SHORT EXERCISE
Write out the data again in full, exactly as it reads.

(Extracted data entries)
——————

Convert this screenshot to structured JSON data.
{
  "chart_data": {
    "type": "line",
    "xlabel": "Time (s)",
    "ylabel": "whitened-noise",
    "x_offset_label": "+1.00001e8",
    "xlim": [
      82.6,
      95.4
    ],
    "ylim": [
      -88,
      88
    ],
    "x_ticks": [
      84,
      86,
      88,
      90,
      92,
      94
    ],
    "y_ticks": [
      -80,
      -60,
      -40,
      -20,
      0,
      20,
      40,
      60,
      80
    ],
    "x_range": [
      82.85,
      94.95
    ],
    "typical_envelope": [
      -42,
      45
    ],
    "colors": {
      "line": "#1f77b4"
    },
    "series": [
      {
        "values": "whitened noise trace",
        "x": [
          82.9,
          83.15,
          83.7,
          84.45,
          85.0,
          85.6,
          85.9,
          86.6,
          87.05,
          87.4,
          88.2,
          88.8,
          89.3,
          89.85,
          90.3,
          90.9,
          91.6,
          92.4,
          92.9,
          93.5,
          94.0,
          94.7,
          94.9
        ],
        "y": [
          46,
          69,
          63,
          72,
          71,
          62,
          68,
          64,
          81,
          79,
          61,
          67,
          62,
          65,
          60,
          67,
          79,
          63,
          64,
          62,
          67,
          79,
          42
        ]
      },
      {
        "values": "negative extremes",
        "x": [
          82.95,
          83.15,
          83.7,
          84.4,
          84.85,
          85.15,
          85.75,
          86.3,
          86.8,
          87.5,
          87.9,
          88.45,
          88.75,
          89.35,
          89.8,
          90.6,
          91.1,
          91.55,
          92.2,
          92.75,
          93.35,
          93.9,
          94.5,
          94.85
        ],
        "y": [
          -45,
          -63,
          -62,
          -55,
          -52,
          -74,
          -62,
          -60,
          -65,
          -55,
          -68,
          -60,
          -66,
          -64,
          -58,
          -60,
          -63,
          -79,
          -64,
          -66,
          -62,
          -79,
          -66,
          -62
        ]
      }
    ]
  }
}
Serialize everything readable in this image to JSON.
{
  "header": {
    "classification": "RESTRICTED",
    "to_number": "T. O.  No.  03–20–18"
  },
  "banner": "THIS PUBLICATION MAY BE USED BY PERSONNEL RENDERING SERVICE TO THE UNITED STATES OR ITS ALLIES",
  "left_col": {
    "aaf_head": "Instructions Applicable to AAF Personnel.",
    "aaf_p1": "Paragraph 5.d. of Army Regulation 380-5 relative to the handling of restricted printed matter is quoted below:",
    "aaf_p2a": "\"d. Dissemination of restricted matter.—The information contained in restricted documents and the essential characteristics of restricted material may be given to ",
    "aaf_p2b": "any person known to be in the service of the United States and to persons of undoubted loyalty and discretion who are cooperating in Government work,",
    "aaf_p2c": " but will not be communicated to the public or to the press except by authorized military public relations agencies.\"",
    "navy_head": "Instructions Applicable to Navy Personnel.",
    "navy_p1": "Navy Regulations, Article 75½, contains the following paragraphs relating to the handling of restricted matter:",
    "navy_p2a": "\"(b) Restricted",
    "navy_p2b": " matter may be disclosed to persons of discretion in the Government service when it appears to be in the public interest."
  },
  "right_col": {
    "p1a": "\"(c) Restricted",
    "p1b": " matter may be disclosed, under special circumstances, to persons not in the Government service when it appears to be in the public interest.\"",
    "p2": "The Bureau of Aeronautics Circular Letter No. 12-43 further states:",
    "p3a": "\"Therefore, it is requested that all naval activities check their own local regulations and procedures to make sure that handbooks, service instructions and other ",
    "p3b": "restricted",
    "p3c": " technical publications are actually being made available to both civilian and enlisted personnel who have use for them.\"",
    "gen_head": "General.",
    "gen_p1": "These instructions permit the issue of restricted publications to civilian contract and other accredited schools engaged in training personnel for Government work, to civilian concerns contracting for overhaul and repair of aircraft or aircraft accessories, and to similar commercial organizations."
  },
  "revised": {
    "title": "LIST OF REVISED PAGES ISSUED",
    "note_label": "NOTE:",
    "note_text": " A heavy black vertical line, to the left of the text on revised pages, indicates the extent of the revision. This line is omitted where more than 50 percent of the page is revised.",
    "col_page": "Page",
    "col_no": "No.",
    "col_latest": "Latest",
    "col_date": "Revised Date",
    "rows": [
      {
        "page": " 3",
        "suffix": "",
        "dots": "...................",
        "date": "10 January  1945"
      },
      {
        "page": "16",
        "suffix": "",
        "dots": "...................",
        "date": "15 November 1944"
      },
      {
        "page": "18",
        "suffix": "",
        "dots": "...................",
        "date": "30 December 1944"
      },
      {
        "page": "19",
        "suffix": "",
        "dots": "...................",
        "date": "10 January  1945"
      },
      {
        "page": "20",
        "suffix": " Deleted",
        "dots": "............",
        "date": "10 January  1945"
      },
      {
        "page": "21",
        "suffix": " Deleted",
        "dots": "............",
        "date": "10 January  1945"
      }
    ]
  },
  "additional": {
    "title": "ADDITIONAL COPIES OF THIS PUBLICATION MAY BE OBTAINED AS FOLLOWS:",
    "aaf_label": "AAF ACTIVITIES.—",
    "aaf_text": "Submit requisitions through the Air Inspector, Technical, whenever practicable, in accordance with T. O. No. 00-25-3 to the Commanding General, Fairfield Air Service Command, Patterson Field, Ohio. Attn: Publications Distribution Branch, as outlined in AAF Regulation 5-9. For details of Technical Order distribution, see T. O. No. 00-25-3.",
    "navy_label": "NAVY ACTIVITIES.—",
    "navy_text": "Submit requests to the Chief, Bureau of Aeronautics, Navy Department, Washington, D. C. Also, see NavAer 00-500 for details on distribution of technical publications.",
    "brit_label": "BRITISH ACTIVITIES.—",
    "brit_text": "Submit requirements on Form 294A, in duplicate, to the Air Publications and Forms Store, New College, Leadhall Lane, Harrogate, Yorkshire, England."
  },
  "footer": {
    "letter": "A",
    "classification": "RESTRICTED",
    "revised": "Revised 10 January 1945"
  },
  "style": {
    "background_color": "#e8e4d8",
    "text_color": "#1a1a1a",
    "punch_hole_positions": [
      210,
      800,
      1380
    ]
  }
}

——————

FINAL ANSWER
Convert this screenshot to structured JSON data.
{
  "chart_data": {
    "type": "line",
    "xlabel": "Time (s)",
    "ylabel": "whitened-noise",
    "x_offset_label": "+1.00001e8",
    "xlim": [
      82.6,
      95.4
    ],
    "ylim": [
      -88,
      88
    ],
    "x_ticks": [
      84,
      86,
      88,
      90,
      92,
      94
    ],
    "y_ticks": [
      -80,
      -60,
      -40,
      -20,
      0,
      20,
      40,
      60,
      80
    ],
    "x_range": [
      82.85,
      94.95
    ],
    "typical_envelope": [
      -42,
      45
    ],
    "colors": {
      "line": "#1f77b4"
    },
    "series": [
      {
        "values": "whitened noise trace",
        "x": [
          82.9,
          83.15,
          83.7,
          84.45,
          85.0,
          85.6,
          85.9,
          86.6,
          87.05,
          87.4,
          88.2,
          88.8,
          89.3,
          89.85,
          90.3,
          90.9,
          91.6,
          92.4,
          92.9,
          93.5,
          94.0,
          94.7,
          94.9
        ],
        "y": [
          46,
          69,
          63,
          72,
          71,
          62,
          68,
          64,
          81,
          79,
          61,
          67,
          62,
          65,
          60,
          67,
          79,
          63,
          64,
          62,
          67,
          79,
          42
        ]
      },
      {
        "values": "negative extremes",
        "x": [
          82.95,
          83.15,
          83.7,
          84.4,
          84.85,
          85.15,
          85.75,
          86.3,
          86.8,
          87.5,
          87.9,
          88.45,
          88.75,
          89.35,
          89.8,
          90.6,
          91.1,
          91.55,
          92.2,
          92.75,
          93.35,
          93.9,
          94.5,
          94.85
        ],
        "y": [
          -45,
          -63,
          -62,
          -55,
          -52,
          -74,
          -62,
          -60,
          -65,
          -55,
          -68,
          -60,
          -66,
          -64,
          -58,
          -60,
          -63,
          -79,
          -64,
          -66,
          -62,
          -79,
          -66,
          -62
        ]
      }
    ]
  }
}
Serialize everything readable in this image to JSON.
{
  "header": {
    "classification": "RESTRICTED",
    "to_number": "T. O.  No.  03–20–18"
  },
  "banner": "THIS PUBLICATION MAY BE USED BY PERSONNEL RENDERING SERVICE TO THE UNITED STATES OR ITS ALLIES",
  "left_col": {
    "aaf_head": "Instructions Applicable to AAF Personnel.",
    "aaf_p1": "Paragraph 5.d. of Army Regulation 380-5 relative to the handling of restricted printed matter is quoted below:",
    "aaf_p2a": "\"d. Dissemination of restricted matter.—The information contained in restricted documents and the essential characteristics of restricted material may be given to ",
    "aaf_p2b": "any person known to be in the service of the United States and to persons of undoubted loyalty and discretion who are cooperating in Government work,",
    "aaf_p2c": " but will not be communicated to the public or to the press except by authorized military public relations agencies.\"",
    "navy_head": "Instructions Applicable to Navy Personnel.",
    "navy_p1": "Navy Regulations, Article 75½, contains the following paragraphs relating to the handling of restricted matter:",
    "navy_p2a": "\"(b) Restricted",
    "navy_p2b": " matter may be disclosed to persons of discretion in the Government service when it appears to be in the public interest."
  },
  "right_col": {
    "p1a": "\"(c) Restricted",
    "p1b": " matter may be disclosed, under special circumstances, to persons not in the Government service when it appears to be in the public interest.\"",
    "p2": "The Bureau of Aeronautics Circular Letter No. 12-43 further states:",
    "p3a": "\"Therefore, it is requested that all naval activities check their own local regulations and procedures to make sure that handbooks, service instructions and other ",
    "p3b": "restricted",
    "p3c": " technical publications are actually being made available to both civilian and enlisted personnel who have use for them.\"",
    "gen_head": "General.",
    "gen_p1": "These instructions permit the issue of restricted publications to civilian contract and other accredited schools engaged in training personnel for Government work, to civilian concerns contracting for overhaul and repair of aircraft or aircraft accessories, and to similar commercial organizations."
  },
  "revised": {
    "title": "LIST OF REVISED PAGES ISSUED",
    "note_label": "NOTE:",
    "note_text": " A heavy black vertical line, to the left of the text on revised pages, indicates the extent of the revision. This line is omitted where more than 50 percent of the page is revised.",
    "col_page": "Page",
    "col_no": "No.",
    "col_latest": "Latest",
    "col_date": "Revised Date",
    "rows": [
      {
        "page": " 3",
        "suffix": "",
        "dots": "...................",
        "date": "10 January  1945"
      },
      {
        "page": "16",
        "suffix": "",
        "dots": "...................",
        "date": "15 November 1944"
      },
      {
        "page": "18",
        "suffix": "",
        "dots": "...................",
        "date": "30 December 1944"
      },
      {
        "page": "19",
        "suffix": "",
        "dots": "...................",
        "date": "10 January  1945"
      },
      {
        "page": "20",
        "suffix": " Deleted",
        "dots": "............",
        "date": "10 January  1945"
      },
      {
        "page": "21",
        "suffix": " Deleted",
        "dots": "............",
        "date": "10 January  1945"
      }
    ]
  },
  "additional": {
    "title": "ADDITIONAL COPIES OF THIS PUBLICATION MAY BE OBTAINED AS FOLLOWS:",
    "aaf_label": "AAF ACTIVITIES.—",
    "aaf_text": "Submit requisitions through the Air Inspector, Technical, whenever practicable, in accordance with T. O. No. 00-25-3 to the Commanding General, Fairfield Air Service Command, Patterson Field, Ohio. Attn: Publications Distribution Branch, as outlined in AAF Regulation 5-9. For details of Technical Order distribution, see T. O. No. 00-25-3.",
    "navy_label": "NAVY ACTIVITIES.—",
    "navy_text": "Submit requests to the Chief, Bureau of Aeronautics, Navy Department, Washington, D. C. Also, see NavAer 00-500 for details on distribution of technical publications.",
    "brit_label": "BRITISH ACTIVITIES.—",
    "brit_text": "Submit requirements on Form 294A, in duplicate, to the Air Publications and Forms Store, New College, Leadhall Lane, Harrogate, Yorkshire, England."
  },
  "footer": {
    "letter": "A",
    "classification": "RESTRICTED",
    "revised": "Revised 10 January 1945"
  },
  "style": {
    "background_color": "#e8e4d8",
    "text_color": "#1a1a1a",
    "punch_hole_positions": [
      210,
      800,
      1380
    ]
  }
}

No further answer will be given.